• [GOAL OF THE EXERCISE]: Search the data below for "JSON"; list each line that holds it.
## Begin
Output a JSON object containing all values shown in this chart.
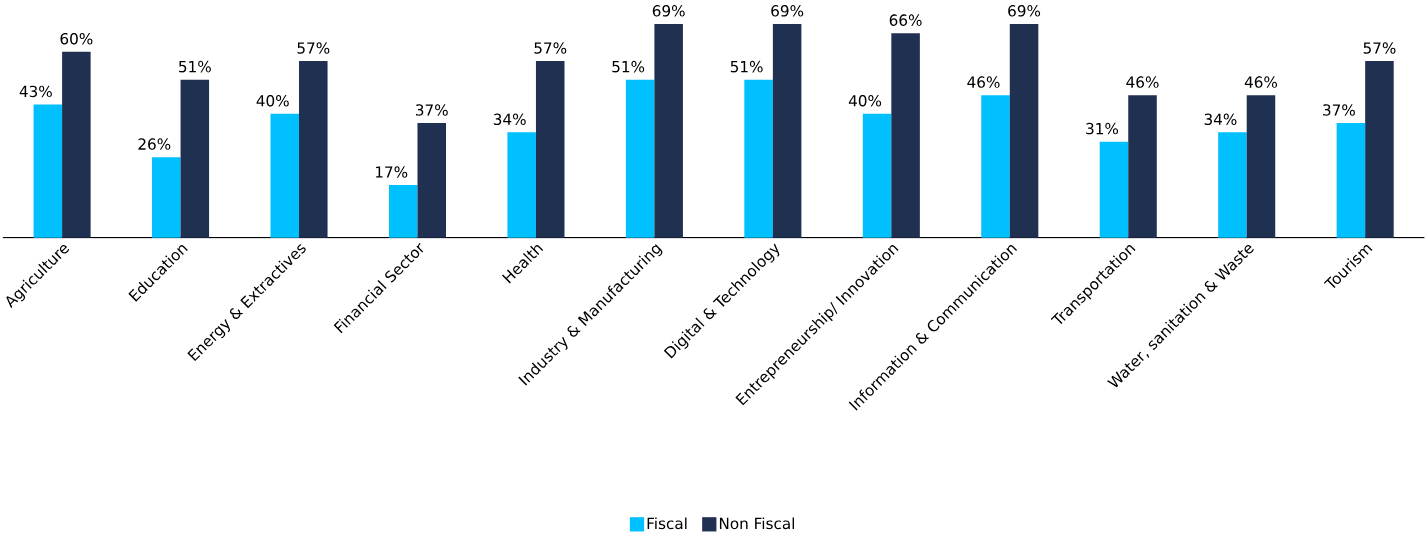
{
  "chart_data": {
    "type": "bar",
    "categories": [
      "Agriculture",
      "Education",
      "Energy & Extractives",
      "Financial Sector",
      "Health",
      "Industry & Manufacturing",
      "Digital & Technology",
      "Entrepreneurship/ Innovation",
      "Information & Communication",
      "Transportation",
      "Water, sanitation & Waste",
      "Tourism"
    ],
    "series": [
      {
        "name": "Fiscal",
        "color": "#00c0ff",
        "values": [
          43,
          26,
          40,
          17,
          34,
          51,
          51,
          40,
          46,
          31,
          34,
          37
        ],
        "value_labels": [
          "43%",
          "26%",
          "40%",
          "17%",
          "34%",
          "51%",
          "51%",
          "40%",
          "46%",
          "31%",
          "34%",
          "37%"
        ]
      },
      {
        "name": "Non Fiscal",
        "color": "#1f3050",
        "values": [
          60,
          51,
          57,
          37,
          57,
          69,
          69,
          66,
          69,
          46,
          46,
          57
        ],
        "value_labels": [
          "60%",
          "51%",
          "57%",
          "37%",
          "57%",
          "69%",
          "69%",
          "66%",
          "69%",
          "46%",
          "46%",
          "57%"
        ]
      }
    ],
    "legend": "bottom",
    "grid": false
  }
}
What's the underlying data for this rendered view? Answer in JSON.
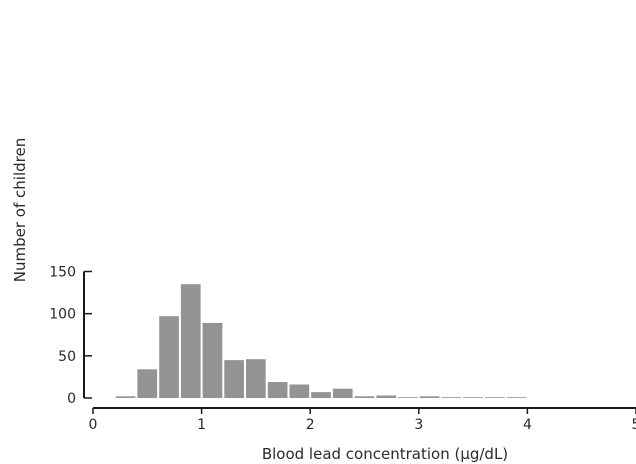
{
  "chart_data": {
    "type": "bar",
    "title": "",
    "xlabel": "Blood lead concentration (µg/dL)",
    "ylabel": "Number of children",
    "xlim": [
      0,
      5
    ],
    "ylim": [
      0,
      150
    ],
    "xticks": [
      "0",
      "1",
      "2",
      "3",
      "4",
      "5"
    ],
    "yticks": [
      "0",
      "50",
      "100",
      "150"
    ],
    "grid": false,
    "bar_color": "#939393",
    "bins": [
      {
        "start": 0.2,
        "end": 0.4,
        "value": 2
      },
      {
        "start": 0.4,
        "end": 0.6,
        "value": 34
      },
      {
        "start": 0.6,
        "end": 0.8,
        "value": 97
      },
      {
        "start": 0.8,
        "end": 1.0,
        "value": 135
      },
      {
        "start": 1.0,
        "end": 1.2,
        "value": 89
      },
      {
        "start": 1.2,
        "end": 1.4,
        "value": 45
      },
      {
        "start": 1.4,
        "end": 1.6,
        "value": 46
      },
      {
        "start": 1.6,
        "end": 1.8,
        "value": 19
      },
      {
        "start": 1.8,
        "end": 2.0,
        "value": 16
      },
      {
        "start": 2.0,
        "end": 2.2,
        "value": 7
      },
      {
        "start": 2.2,
        "end": 2.4,
        "value": 11
      },
      {
        "start": 2.4,
        "end": 2.6,
        "value": 2
      },
      {
        "start": 2.6,
        "end": 2.8,
        "value": 3
      },
      {
        "start": 2.8,
        "end": 3.0,
        "value": 1
      },
      {
        "start": 3.0,
        "end": 3.2,
        "value": 2
      },
      {
        "start": 3.2,
        "end": 3.4,
        "value": 1
      },
      {
        "start": 3.4,
        "end": 3.6,
        "value": 1
      },
      {
        "start": 3.6,
        "end": 3.8,
        "value": 1
      },
      {
        "start": 3.8,
        "end": 4.0,
        "value": 1
      }
    ]
  }
}
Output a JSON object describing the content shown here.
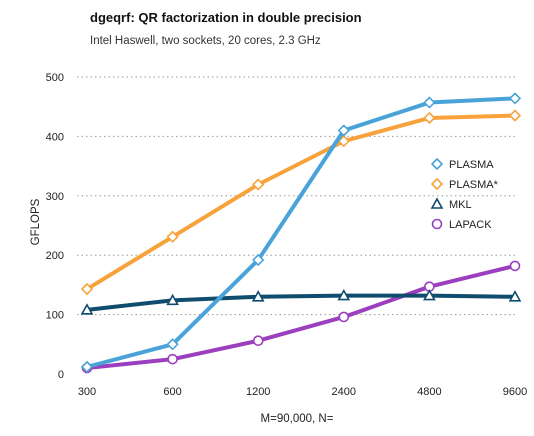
{
  "chart_data": {
    "type": "line",
    "title": "dgeqrf: QR factorization in double precision",
    "subtitle": "Intel Haswell, two sockets, 20 cores, 2.3 GHz",
    "xlabel": "M=90,000, N=",
    "ylabel": "GFLOPS",
    "categories": [
      "300",
      "600",
      "1200",
      "2400",
      "4800",
      "9600"
    ],
    "ylim": [
      0,
      500
    ],
    "yticks": [
      0,
      100,
      200,
      300,
      400,
      500
    ],
    "grid": "horizontal dotted",
    "legend_position": "right",
    "series": [
      {
        "name": "PLASMA",
        "color": "#4aa3d8",
        "marker": "diamond",
        "values": [
          12,
          50,
          192,
          410,
          457,
          464
        ]
      },
      {
        "name": "PLASMA*",
        "color": "#f7a23b",
        "marker": "diamond",
        "values": [
          143,
          231,
          319,
          392,
          431,
          435
        ]
      },
      {
        "name": "MKL",
        "color": "#0f4c6e",
        "marker": "triangle",
        "values": [
          108,
          124,
          130,
          132,
          132,
          130
        ]
      },
      {
        "name": "LAPACK",
        "color": "#9b3fbf",
        "marker": "circle",
        "values": [
          10,
          25,
          56,
          96,
          147,
          182
        ]
      }
    ]
  }
}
## End
• [EXERCISE RESPONSE]:
Output a JSON object containing all values shown in this chart.
What's the underlying data for this rendered view? Answer in JSON.
Output a JSON object describing the content shown here.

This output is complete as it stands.